WORK TO DO — Extract the complete listing and output it unchanged.
=-=-=
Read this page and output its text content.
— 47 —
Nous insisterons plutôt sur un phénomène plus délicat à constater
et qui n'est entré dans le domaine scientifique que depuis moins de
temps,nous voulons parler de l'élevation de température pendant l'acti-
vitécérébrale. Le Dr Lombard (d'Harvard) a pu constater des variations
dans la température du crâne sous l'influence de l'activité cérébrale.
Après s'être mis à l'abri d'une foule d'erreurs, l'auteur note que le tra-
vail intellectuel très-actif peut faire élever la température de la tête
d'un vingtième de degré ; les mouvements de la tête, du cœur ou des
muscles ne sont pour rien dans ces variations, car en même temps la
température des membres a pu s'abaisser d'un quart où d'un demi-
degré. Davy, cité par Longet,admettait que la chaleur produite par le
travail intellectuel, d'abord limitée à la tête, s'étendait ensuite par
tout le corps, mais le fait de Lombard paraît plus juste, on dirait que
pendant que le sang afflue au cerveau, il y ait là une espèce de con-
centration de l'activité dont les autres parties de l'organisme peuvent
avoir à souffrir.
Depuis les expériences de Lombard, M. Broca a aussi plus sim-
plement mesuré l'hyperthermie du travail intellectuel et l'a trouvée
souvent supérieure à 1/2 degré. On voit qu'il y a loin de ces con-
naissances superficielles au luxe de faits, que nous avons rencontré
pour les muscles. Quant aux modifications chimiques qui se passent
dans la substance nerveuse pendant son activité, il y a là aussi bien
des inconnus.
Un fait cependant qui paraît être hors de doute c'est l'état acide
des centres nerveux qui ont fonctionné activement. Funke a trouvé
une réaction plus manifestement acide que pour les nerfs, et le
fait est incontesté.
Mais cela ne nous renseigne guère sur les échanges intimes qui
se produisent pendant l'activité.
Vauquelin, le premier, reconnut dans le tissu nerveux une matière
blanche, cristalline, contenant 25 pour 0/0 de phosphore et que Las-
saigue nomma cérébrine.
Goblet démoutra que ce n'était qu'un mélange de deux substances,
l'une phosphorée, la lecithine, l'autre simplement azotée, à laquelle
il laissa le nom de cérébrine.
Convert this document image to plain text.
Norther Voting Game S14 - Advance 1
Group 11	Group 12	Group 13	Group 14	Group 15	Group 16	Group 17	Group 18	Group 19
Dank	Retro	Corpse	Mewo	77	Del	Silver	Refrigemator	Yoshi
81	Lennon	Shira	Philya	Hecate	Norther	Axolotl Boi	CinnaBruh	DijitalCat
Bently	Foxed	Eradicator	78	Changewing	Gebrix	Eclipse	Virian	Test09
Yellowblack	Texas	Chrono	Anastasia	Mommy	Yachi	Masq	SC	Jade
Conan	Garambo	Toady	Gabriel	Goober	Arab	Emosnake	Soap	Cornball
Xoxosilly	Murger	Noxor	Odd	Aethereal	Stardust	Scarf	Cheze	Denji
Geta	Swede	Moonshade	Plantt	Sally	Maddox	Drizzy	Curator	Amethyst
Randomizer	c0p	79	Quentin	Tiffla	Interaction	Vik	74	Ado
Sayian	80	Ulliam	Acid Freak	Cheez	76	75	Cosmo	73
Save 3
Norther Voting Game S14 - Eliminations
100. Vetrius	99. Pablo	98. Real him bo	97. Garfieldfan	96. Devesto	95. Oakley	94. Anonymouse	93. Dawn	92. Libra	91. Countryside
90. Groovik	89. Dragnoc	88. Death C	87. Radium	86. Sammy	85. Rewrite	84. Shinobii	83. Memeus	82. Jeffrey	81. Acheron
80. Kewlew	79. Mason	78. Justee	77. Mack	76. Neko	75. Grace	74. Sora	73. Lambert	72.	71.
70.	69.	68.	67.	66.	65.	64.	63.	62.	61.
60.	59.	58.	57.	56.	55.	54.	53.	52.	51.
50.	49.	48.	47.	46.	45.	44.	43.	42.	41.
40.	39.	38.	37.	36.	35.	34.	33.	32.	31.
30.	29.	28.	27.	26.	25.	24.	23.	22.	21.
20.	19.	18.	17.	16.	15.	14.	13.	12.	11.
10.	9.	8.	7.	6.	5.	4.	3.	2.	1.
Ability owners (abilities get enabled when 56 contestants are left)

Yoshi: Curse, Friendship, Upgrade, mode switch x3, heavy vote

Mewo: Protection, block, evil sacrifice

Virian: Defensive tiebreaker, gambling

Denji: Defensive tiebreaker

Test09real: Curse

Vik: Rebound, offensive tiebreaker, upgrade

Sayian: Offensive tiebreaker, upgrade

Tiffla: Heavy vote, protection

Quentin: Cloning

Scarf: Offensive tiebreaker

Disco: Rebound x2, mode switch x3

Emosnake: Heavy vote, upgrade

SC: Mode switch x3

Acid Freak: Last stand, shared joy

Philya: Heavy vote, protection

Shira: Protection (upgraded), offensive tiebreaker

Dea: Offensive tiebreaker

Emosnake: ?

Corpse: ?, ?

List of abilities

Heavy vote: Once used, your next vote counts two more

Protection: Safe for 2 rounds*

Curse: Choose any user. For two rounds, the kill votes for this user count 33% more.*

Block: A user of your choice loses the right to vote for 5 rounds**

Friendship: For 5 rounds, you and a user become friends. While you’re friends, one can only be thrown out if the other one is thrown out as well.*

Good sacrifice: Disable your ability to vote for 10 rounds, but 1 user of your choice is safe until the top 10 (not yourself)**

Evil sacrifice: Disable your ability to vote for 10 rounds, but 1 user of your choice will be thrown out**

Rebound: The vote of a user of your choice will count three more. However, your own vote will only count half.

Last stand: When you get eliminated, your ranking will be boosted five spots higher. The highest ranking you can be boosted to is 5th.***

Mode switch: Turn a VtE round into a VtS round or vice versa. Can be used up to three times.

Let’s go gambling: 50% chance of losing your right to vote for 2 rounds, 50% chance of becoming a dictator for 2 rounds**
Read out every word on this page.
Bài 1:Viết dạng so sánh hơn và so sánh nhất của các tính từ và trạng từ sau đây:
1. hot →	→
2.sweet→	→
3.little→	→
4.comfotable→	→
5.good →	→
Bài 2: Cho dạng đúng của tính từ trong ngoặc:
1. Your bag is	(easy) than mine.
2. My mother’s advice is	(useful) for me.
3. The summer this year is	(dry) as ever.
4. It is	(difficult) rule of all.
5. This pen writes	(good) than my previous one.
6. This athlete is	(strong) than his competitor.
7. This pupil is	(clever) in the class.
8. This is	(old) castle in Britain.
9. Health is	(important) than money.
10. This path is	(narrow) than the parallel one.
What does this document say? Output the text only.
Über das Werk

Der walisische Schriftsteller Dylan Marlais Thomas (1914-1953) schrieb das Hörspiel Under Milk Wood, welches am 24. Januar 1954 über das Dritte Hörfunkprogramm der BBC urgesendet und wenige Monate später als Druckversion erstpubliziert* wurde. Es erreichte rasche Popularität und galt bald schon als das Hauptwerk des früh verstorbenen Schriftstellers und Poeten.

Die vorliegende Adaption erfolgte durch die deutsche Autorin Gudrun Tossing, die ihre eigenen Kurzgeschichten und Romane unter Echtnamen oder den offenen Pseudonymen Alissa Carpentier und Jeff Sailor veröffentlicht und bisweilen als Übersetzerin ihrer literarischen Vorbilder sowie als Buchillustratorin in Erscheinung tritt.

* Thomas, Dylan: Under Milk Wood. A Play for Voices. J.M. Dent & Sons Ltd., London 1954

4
=-=-=
WRITTEN RESPONSE —
Read this page and output its text content.
— 47 —
Nous insisterons plutôt sur un phénomène plus délicat à constater
et qui n'est entré dans le domaine scientifique que depuis moins de
temps,nous voulons parler de l'élevation de température pendant l'acti-
vitécérébrale. Le Dr Lombard (d'Harvard) a pu constater des variations
dans la température du crâne sous l'influence de l'activité cérébrale.
Après s'être mis à l'abri d'une foule d'erreurs, l'auteur note que le tra-
vail intellectuel très-actif peut faire élever la température de la tête
d'un vingtième de degré ; les mouvements de la tête, du cœur ou des
muscles ne sont pour rien dans ces variations, car en même temps la
température des membres a pu s'abaisser d'un quart où d'un demi-
degré. Davy, cité par Longet,admettait que la chaleur produite par le
travail intellectuel, d'abord limitée à la tête, s'étendait ensuite par
tout le corps, mais le fait de Lombard paraît plus juste, on dirait que
pendant que le sang afflue au cerveau, il y ait là une espèce de con-
centration de l'activité dont les autres parties de l'organisme peuvent
avoir à souffrir.
Depuis les expériences de Lombard, M. Broca a aussi plus sim-
plement mesuré l'hyperthermie du travail intellectuel et l'a trouvée
souvent supérieure à 1/2 degré. On voit qu'il y a loin de ces con-
naissances superficielles au luxe de faits, que nous avons rencontré
pour les muscles. Quant aux modifications chimiques qui se passent
dans la substance nerveuse pendant son activité, il y a là aussi bien
des inconnus.
Un fait cependant qui paraît être hors de doute c'est l'état acide
des centres nerveux qui ont fonctionné activement. Funke a trouvé
une réaction plus manifestement acide que pour les nerfs, et le
fait est incontesté.
Mais cela ne nous renseigne guère sur les échanges intimes qui
se produisent pendant l'activité.
Vauquelin, le premier, reconnut dans le tissu nerveux une matière
blanche, cristalline, contenant 25 pour 0/0 de phosphore et que Las-
saigue nomma cérébrine.
Goblet démoutra que ce n'était qu'un mélange de deux substances,
l'une phosphorée, la lecithine, l'autre simplement azotée, à laquelle
il laissa le nom de cérébrine.
Convert this document image to plain text.
Norther Voting Game S14 - Advance 1
Group 11	Group 12	Group 13	Group 14	Group 15	Group 16	Group 17	Group 18	Group 19
Dank	Retro	Corpse	Mewo	77	Del	Silver	Refrigemator	Yoshi
81	Lennon	Shira	Philya	Hecate	Norther	Axolotl Boi	CinnaBruh	DijitalCat
Bently	Foxed	Eradicator	78	Changewing	Gebrix	Eclipse	Virian	Test09
Yellowblack	Texas	Chrono	Anastasia	Mommy	Yachi	Masq	SC	Jade
Conan	Garambo	Toady	Gabriel	Goober	Arab	Emosnake	Soap	Cornball
Xoxosilly	Murger	Noxor	Odd	Aethereal	Stardust	Scarf	Cheze	Denji
Geta	Swede	Moonshade	Plantt	Sally	Maddox	Drizzy	Curator	Amethyst
Randomizer	c0p	79	Quentin	Tiffla	Interaction	Vik	74	Ado
Sayian	80	Ulliam	Acid Freak	Cheez	76	75	Cosmo	73
Save 3
Norther Voting Game S14 - Eliminations
100. Vetrius	99. Pablo	98. Real him bo	97. Garfieldfan	96. Devesto	95. Oakley	94. Anonymouse	93. Dawn	92. Libra	91. Countryside
90. Groovik	89. Dragnoc	88. Death C	87. Radium	86. Sammy	85. Rewrite	84. Shinobii	83. Memeus	82. Jeffrey	81. Acheron
80. Kewlew	79. Mason	78. Justee	77. Mack	76. Neko	75. Grace	74. Sora	73. Lambert	72.	71.
70.	69.	68.	67.	66.	65.	64.	63.	62.	61.
60.	59.	58.	57.	56.	55.	54.	53.	52.	51.
50.	49.	48.	47.	46.	45.	44.	43.	42.	41.
40.	39.	38.	37.	36.	35.	34.	33.	32.	31.
30.	29.	28.	27.	26.	25.	24.	23.	22.	21.
20.	19.	18.	17.	16.	15.	14.	13.	12.	11.
10.	9.	8.	7.	6.	5.	4.	3.	2.	1.
Ability owners (abilities get enabled when 56 contestants are left)

Yoshi: Curse, Friendship, Upgrade, mode switch x3, heavy vote

Mewo: Protection, block, evil sacrifice

Virian: Defensive tiebreaker, gambling

Denji: Defensive tiebreaker

Test09real: Curse

Vik: Rebound, offensive tiebreaker, upgrade

Sayian: Offensive tiebreaker, upgrade

Tiffla: Heavy vote, protection

Quentin: Cloning

Scarf: Offensive tiebreaker

Disco: Rebound x2, mode switch x3

Emosnake: Heavy vote, upgrade

SC: Mode switch x3

Acid Freak: Last stand, shared joy

Philya: Heavy vote, protection

Shira: Protection (upgraded), offensive tiebreaker

Dea: Offensive tiebreaker

Emosnake: ?

Corpse: ?, ?

List of abilities

Heavy vote: Once used, your next vote counts two more

Protection: Safe for 2 rounds*

Curse: Choose any user. For two rounds, the kill votes for this user count 33% more.*

Block: A user of your choice loses the right to vote for 5 rounds**

Friendship: For 5 rounds, you and a user become friends. While you’re friends, one can only be thrown out if the other one is thrown out as well.*

Good sacrifice: Disable your ability to vote for 10 rounds, but 1 user of your choice is safe until the top 10 (not yourself)**

Evil sacrifice: Disable your ability to vote for 10 rounds, but 1 user of your choice will be thrown out**

Rebound: The vote of a user of your choice will count three more. However, your own vote will only count half.

Last stand: When you get eliminated, your ranking will be boosted five spots higher. The highest ranking you can be boosted to is 5th.***

Mode switch: Turn a VtE round into a VtS round or vice versa. Can be used up to three times.

Let’s go gambling: 50% chance of losing your right to vote for 2 rounds, 50% chance of becoming a dictator for 2 rounds**
Read out every word on this page.
Bài 1:Viết dạng so sánh hơn và so sánh nhất của các tính từ và trạng từ sau đây:
1. hot →	→
2.sweet→	→
3.little→	→
4.comfotable→	→
5.good →	→
Bài 2: Cho dạng đúng của tính từ trong ngoặc:
1. Your bag is	(easy) than mine.
2. My mother’s advice is	(useful) for me.
3. The summer this year is	(dry) as ever.
4. It is	(difficult) rule of all.
5. This pen writes	(good) than my previous one.
6. This athlete is	(strong) than his competitor.
7. This pupil is	(clever) in the class.
8. This is	(old) castle in Britain.
9. Health is	(important) than money.
10. This path is	(narrow) than the parallel one.
What does this document say? Output the text only.
Über das Werk

Der walisische Schriftsteller Dylan Marlais Thomas (1914-1953) schrieb das Hörspiel Under Milk Wood, welches am 24. Januar 1954 über das Dritte Hörfunkprogramm der BBC urgesendet und wenige Monate später als Druckversion erstpubliziert* wurde. Es erreichte rasche Popularität und galt bald schon als das Hauptwerk des früh verstorbenen Schriftstellers und Poeten.

Die vorliegende Adaption erfolgte durch die deutsche Autorin Gudrun Tossing, die ihre eigenen Kurzgeschichten und Romane unter Echtnamen oder den offenen Pseudonymen Alissa Carpentier und Jeff Sailor veröffentlicht und bisweilen als Übersetzerin ihrer literarischen Vorbilder sowie als Buchillustratorin in Erscheinung tritt.

* Thomas, Dylan: Under Milk Wood. A Play for Voices. J.M. Dent & Sons Ltd., London 1954

4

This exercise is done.